--- START OF RECORDS SHOWN ---

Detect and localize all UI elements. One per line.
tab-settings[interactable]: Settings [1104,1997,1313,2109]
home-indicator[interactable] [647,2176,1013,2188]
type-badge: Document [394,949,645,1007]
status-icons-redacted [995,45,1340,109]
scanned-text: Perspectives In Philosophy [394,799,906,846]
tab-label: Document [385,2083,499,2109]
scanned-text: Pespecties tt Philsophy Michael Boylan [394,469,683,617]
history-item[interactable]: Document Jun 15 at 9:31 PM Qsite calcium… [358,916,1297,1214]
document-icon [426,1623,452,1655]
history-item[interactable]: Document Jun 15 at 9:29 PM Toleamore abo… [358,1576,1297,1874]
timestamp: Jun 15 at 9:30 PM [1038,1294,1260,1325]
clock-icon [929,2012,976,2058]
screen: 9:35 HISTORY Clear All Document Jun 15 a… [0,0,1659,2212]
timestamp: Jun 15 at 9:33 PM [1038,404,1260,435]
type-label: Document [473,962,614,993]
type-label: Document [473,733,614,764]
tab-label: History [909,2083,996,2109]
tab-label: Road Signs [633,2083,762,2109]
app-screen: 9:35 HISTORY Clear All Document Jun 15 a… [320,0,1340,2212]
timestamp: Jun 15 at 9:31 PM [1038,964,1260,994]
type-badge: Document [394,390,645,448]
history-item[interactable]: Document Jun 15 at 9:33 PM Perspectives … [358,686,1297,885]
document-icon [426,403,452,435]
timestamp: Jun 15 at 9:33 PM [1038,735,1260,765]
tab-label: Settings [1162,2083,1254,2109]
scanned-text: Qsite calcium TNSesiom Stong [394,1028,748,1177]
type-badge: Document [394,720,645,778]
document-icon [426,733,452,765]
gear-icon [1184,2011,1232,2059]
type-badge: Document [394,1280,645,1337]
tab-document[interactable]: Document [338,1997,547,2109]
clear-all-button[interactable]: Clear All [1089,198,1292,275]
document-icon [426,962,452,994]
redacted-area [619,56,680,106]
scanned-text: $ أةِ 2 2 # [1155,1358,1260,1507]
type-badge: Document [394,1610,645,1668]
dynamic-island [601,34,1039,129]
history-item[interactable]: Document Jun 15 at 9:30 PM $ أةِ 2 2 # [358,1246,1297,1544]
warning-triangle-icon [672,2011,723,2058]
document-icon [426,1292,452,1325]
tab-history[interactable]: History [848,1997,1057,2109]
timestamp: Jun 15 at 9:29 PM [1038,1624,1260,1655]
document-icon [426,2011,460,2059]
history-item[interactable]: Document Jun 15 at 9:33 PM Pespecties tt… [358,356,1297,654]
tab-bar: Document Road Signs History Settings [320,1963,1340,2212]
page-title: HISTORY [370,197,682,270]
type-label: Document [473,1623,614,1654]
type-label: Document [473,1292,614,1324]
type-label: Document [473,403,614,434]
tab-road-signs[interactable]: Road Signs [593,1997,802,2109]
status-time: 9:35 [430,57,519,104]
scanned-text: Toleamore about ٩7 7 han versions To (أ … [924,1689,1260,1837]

--- END OF RECORDS SHOWN ---

Rewrite the rows above, changing each "timestamp" to "date-time" and keeping everything else the same.

Detect and localize all UI elements. One per line.
tab-settings[interactable]: Settings [1104,1997,1313,2109]
home-indicator[interactable] [647,2176,1013,2188]
type-badge: Document [394,949,645,1007]
status-icons-redacted [995,45,1340,109]
scanned-text: Perspectives In Philosophy [394,799,906,846]
tab-label: Document [385,2083,499,2109]
scanned-text: Pespecties tt Philsophy Michael Boylan [394,469,683,617]
history-item[interactable]: Document Jun 15 at 9:31 PM Qsite calcium… [358,916,1297,1214]
document-icon [426,1623,452,1655]
history-item[interactable]: Document Jun 15 at 9:29 PM Toleamore abo… [358,1576,1297,1874]
date-time: Jun 15 at 9:30 PM [1038,1294,1260,1325]
clock-icon [929,2012,976,2058]
screen: 9:35 HISTORY Clear All Document Jun 15 a… [0,0,1659,2212]
date-time: Jun 15 at 9:33 PM [1038,404,1260,435]
type-label: Document [473,962,614,993]
type-label: Document [473,733,614,764]
tab-label: History [909,2083,996,2109]
tab-label: Road Signs [633,2083,762,2109]
app-screen: 9:35 HISTORY Clear All Document Jun 15 a… [320,0,1340,2212]
date-time: Jun 15 at 9:31 PM [1038,964,1260,994]
type-badge: Document [394,390,645,448]
history-item[interactable]: Document Jun 15 at 9:33 PM Perspectives … [358,686,1297,885]
document-icon [426,403,452,435]
date-time: Jun 15 at 9:33 PM [1038,735,1260,765]
tab-label: Settings [1162,2083,1254,2109]
scanned-text: Qsite calcium TNSesiom Stong [394,1028,748,1177]
type-badge: Document [394,720,645,778]
document-icon [426,733,452,765]
gear-icon [1184,2011,1232,2059]
type-badge: Document [394,1280,645,1337]
tab-document[interactable]: Document [338,1997,547,2109]
clear-all-button[interactable]: Clear All [1089,198,1292,275]
document-icon [426,962,452,994]
redacted-area [619,56,680,106]
scanned-text: $ أةِ 2 2 # [1155,1358,1260,1507]
type-badge: Document [394,1610,645,1668]
dynamic-island [601,34,1039,129]
history-item[interactable]: Document Jun 15 at 9:30 PM $ أةِ 2 2 # [358,1246,1297,1544]
warning-triangle-icon [672,2011,723,2058]
document-icon [426,1292,452,1325]
tab-history[interactable]: History [848,1997,1057,2109]
date-time: Jun 15 at 9:29 PM [1038,1624,1260,1655]
document-icon [426,2011,460,2059]
history-item[interactable]: Document Jun 15 at 9:33 PM Pespecties tt… [358,356,1297,654]
tab-bar: Document Road Signs History Settings [320,1963,1340,2212]
page-title: HISTORY [370,197,682,270]
type-label: Document [473,1623,614,1654]
type-label: Document [473,1292,614,1324]
type-label: Document [473,403,614,434]
tab-road-signs[interactable]: Road Signs [593,1997,802,2109]
status-time: 9:35 [430,57,519,104]
scanned-text: Toleamore about ٩7 7 han versions To (أ … [924,1689,1260,1837]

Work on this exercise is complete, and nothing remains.